## Task to complete
All entries below need to be written out exactly, but without their pictures.

── Exercise material

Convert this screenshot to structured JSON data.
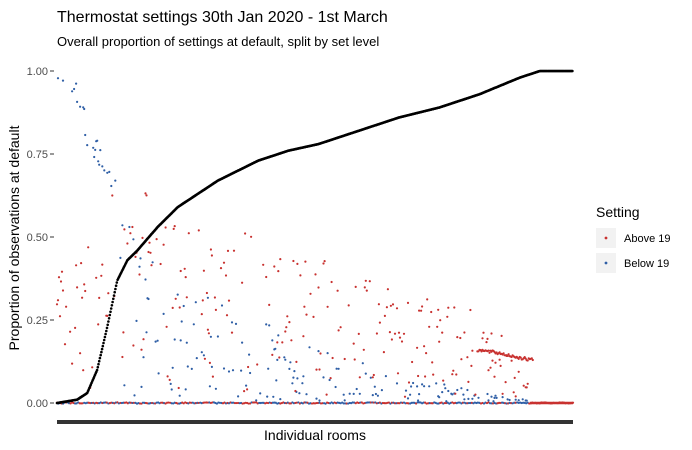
{
  "chart_data": {
    "type": "scatter",
    "title": "Thermostat settings 30th Jan 2020 - 1st March",
    "subtitle": "Overall proportion of settings at default, split by set level",
    "xlabel": "Individual rooms",
    "ylabel": "Proportion of observations at default",
    "ylim": [
      0,
      1
    ],
    "y_ticks": [
      "0.00",
      "0.25",
      "0.50",
      "0.75",
      "1.00"
    ],
    "y_tick_values": [
      0,
      0.25,
      0.5,
      0.75,
      1
    ],
    "legend": {
      "title": "Setting",
      "position": "right",
      "entries": [
        {
          "label": "Above 19",
          "color": "#c8312f"
        },
        {
          "label": "Below 19",
          "color": "#2f5fa6"
        }
      ]
    },
    "overall_line_color": "#000000",
    "overall_curve": {
      "x": [
        0,
        20,
        30,
        40,
        50,
        60,
        70,
        80,
        100,
        120,
        140,
        160,
        180,
        200,
        230,
        260,
        300,
        340,
        380,
        420,
        460,
        480,
        500,
        513
      ],
      "y": [
        0,
        0.01,
        0.03,
        0.1,
        0.23,
        0.37,
        0.43,
        0.46,
        0.53,
        0.59,
        0.63,
        0.67,
        0.7,
        0.73,
        0.76,
        0.78,
        0.82,
        0.86,
        0.89,
        0.93,
        0.98,
        1,
        1,
        1
      ]
    },
    "series": [
      {
        "name": "Above 19",
        "color": "#c8312f",
        "envelope_x": [
          0,
          20,
          40,
          60,
          80,
          100,
          120,
          140,
          160,
          180,
          200,
          240,
          280,
          320,
          360,
          400,
          430,
          450,
          460,
          470
        ],
        "envelope_y": [
          0.4,
          0.5,
          0.45,
          0.7,
          0.75,
          0.58,
          0.53,
          0.52,
          0.53,
          0.52,
          0.55,
          0.48,
          0.4,
          0.38,
          0.35,
          0.3,
          0.25,
          0.2,
          0.17,
          0.13
        ],
        "tail_x": [
          418,
          440,
          470,
          513
        ],
        "tail_y": [
          0.16,
          0.15,
          0.13,
          0.13
        ]
      },
      {
        "name": "Below 19",
        "color": "#2f5fa6",
        "envelope_x": [
          0,
          10,
          20,
          30,
          40,
          50,
          60,
          80,
          100,
          120,
          160,
          200,
          240,
          280,
          320,
          360,
          400,
          440,
          470
        ],
        "envelope_y": [
          1,
          1,
          0.98,
          0.85,
          0.8,
          0.73,
          0.68,
          0.55,
          0.45,
          0.38,
          0.3,
          0.25,
          0.2,
          0.15,
          0.1,
          0.07,
          0.05,
          0.02,
          0.01
        ]
      }
    ]
  }
}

────

## Completed task
Convert this screenshot to structured JSON data.
{
  "chart_data": {
    "type": "scatter",
    "title": "Thermostat settings 30th Jan 2020 - 1st March",
    "subtitle": "Overall proportion of settings at default, split by set level",
    "xlabel": "Individual rooms",
    "ylabel": "Proportion of observations at default",
    "ylim": [
      0,
      1
    ],
    "y_ticks": [
      "0.00",
      "0.25",
      "0.50",
      "0.75",
      "1.00"
    ],
    "y_tick_values": [
      0,
      0.25,
      0.5,
      0.75,
      1
    ],
    "legend": {
      "title": "Setting",
      "position": "right",
      "entries": [
        {
          "label": "Above 19",
          "color": "#c8312f"
        },
        {
          "label": "Below 19",
          "color": "#2f5fa6"
        }
      ]
    },
    "overall_line_color": "#000000",
    "overall_curve": {
      "x": [
        0,
        20,
        30,
        40,
        50,
        60,
        70,
        80,
        100,
        120,
        140,
        160,
        180,
        200,
        230,
        260,
        300,
        340,
        380,
        420,
        460,
        480,
        500,
        513
      ],
      "y": [
        0,
        0.01,
        0.03,
        0.1,
        0.23,
        0.37,
        0.43,
        0.46,
        0.53,
        0.59,
        0.63,
        0.67,
        0.7,
        0.73,
        0.76,
        0.78,
        0.82,
        0.86,
        0.89,
        0.93,
        0.98,
        1,
        1,
        1
      ]
    },
    "series": [
      {
        "name": "Above 19",
        "color": "#c8312f",
        "envelope_x": [
          0,
          20,
          40,
          60,
          80,
          100,
          120,
          140,
          160,
          180,
          200,
          240,
          280,
          320,
          360,
          400,
          430,
          450,
          460,
          470
        ],
        "envelope_y": [
          0.4,
          0.5,
          0.45,
          0.7,
          0.75,
          0.58,
          0.53,
          0.52,
          0.53,
          0.52,
          0.55,
          0.48,
          0.4,
          0.38,
          0.35,
          0.3,
          0.25,
          0.2,
          0.17,
          0.13
        ],
        "tail_x": [
          418,
          440,
          470,
          513
        ],
        "tail_y": [
          0.16,
          0.15,
          0.13,
          0.13
        ]
      },
      {
        "name": "Below 19",
        "color": "#2f5fa6",
        "envelope_x": [
          0,
          10,
          20,
          30,
          40,
          50,
          60,
          80,
          100,
          120,
          160,
          200,
          240,
          280,
          320,
          360,
          400,
          440,
          470
        ],
        "envelope_y": [
          1,
          1,
          0.98,
          0.85,
          0.8,
          0.73,
          0.68,
          0.55,
          0.45,
          0.38,
          0.3,
          0.25,
          0.2,
          0.15,
          0.1,
          0.07,
          0.05,
          0.02,
          0.01
        ]
      }
    ]
  }
}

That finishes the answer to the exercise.